WRITTEN REQUEST: Quote the records that follow in full, leaving the pictures out.

(Saved entries)
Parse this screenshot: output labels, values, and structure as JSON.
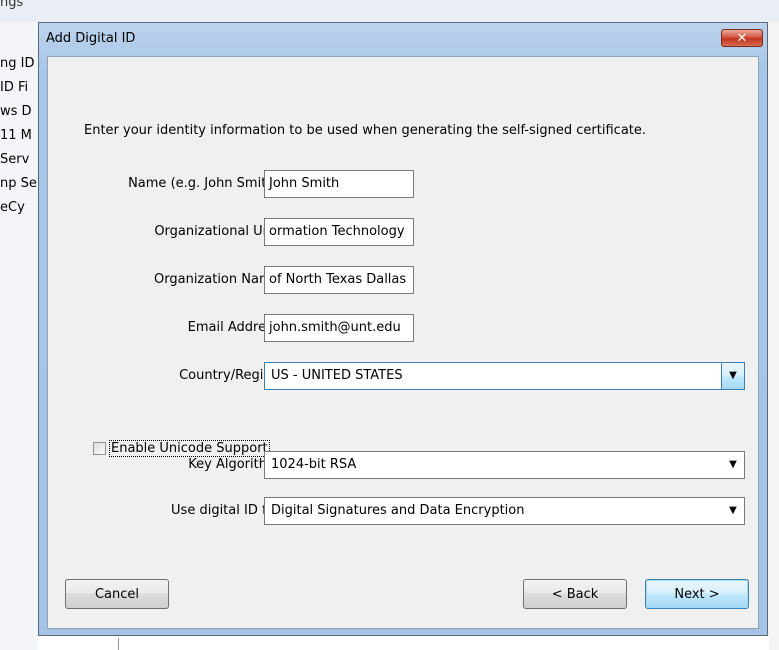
{
  "background": {
    "top_text": "ngs",
    "left_items": [
      "ng ID",
      "ID Fi",
      "ws D",
      "11 M",
      "Serv",
      "np Se",
      "eCy"
    ]
  },
  "dialog": {
    "title": "Add Digital ID",
    "close_glyph": "✕",
    "instructions": "Enter your identity information to be used when generating the self-signed certificate.",
    "fields": {
      "name": {
        "label": "Name (e.g. John Smith):",
        "value": "John Smith"
      },
      "org_unit": {
        "label": "Organizational Unit:",
        "value": "ormation Technology"
      },
      "org_name": {
        "label": "Organization Name:",
        "value": "of North Texas Dallas"
      },
      "email": {
        "label": "Email Address:",
        "value": "john.smith@unt.edu"
      },
      "country": {
        "label": "Country/Region:",
        "value": "US - UNITED STATES"
      },
      "unicode": {
        "label": "Enable Unicode Support",
        "checked": false
      },
      "key_algorithm": {
        "label": "Key Algorithm:",
        "value": "1024-bit RSA"
      },
      "use_for": {
        "label": "Use digital ID for:",
        "value": "Digital Signatures and Data Encryption"
      }
    },
    "buttons": {
      "cancel": "Cancel",
      "back": "< Back",
      "next": "Next >"
    }
  },
  "icons": {
    "close": "close-icon",
    "dropdown": "chevron-down-icon"
  },
  "colors": {
    "window_frame": "#a9c6e8",
    "client_bg": "#f0f0f0",
    "close_button": "#c2351f",
    "focus_blue": "#3c7fb1"
  }
}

TASK ANSWER:
Parse this screenshot: output labels, values, and structure as JSON.
{
  "background": {
    "top_text": "ngs",
    "left_items": [
      "ng ID",
      "ID Fi",
      "ws D",
      "11 M",
      "Serv",
      "np Se",
      "eCy"
    ]
  },
  "dialog": {
    "title": "Add Digital ID",
    "close_glyph": "✕",
    "instructions": "Enter your identity information to be used when generating the self-signed certificate.",
    "fields": {
      "name": {
        "label": "Name (e.g. John Smith):",
        "value": "John Smith"
      },
      "org_unit": {
        "label": "Organizational Unit:",
        "value": "ormation Technology"
      },
      "org_name": {
        "label": "Organization Name:",
        "value": "of North Texas Dallas"
      },
      "email": {
        "label": "Email Address:",
        "value": "john.smith@unt.edu"
      },
      "country": {
        "label": "Country/Region:",
        "value": "US - UNITED STATES"
      },
      "unicode": {
        "label": "Enable Unicode Support",
        "checked": false
      },
      "key_algorithm": {
        "label": "Key Algorithm:",
        "value": "1024-bit RSA"
      },
      "use_for": {
        "label": "Use digital ID for:",
        "value": "Digital Signatures and Data Encryption"
      }
    },
    "buttons": {
      "cancel": "Cancel",
      "back": "< Back",
      "next": "Next >"
    }
  },
  "icons": {
    "close": "close-icon",
    "dropdown": "chevron-down-icon"
  },
  "colors": {
    "window_frame": "#a9c6e8",
    "client_bg": "#f0f0f0",
    "close_button": "#c2351f",
    "focus_blue": "#3c7fb1"
  }
}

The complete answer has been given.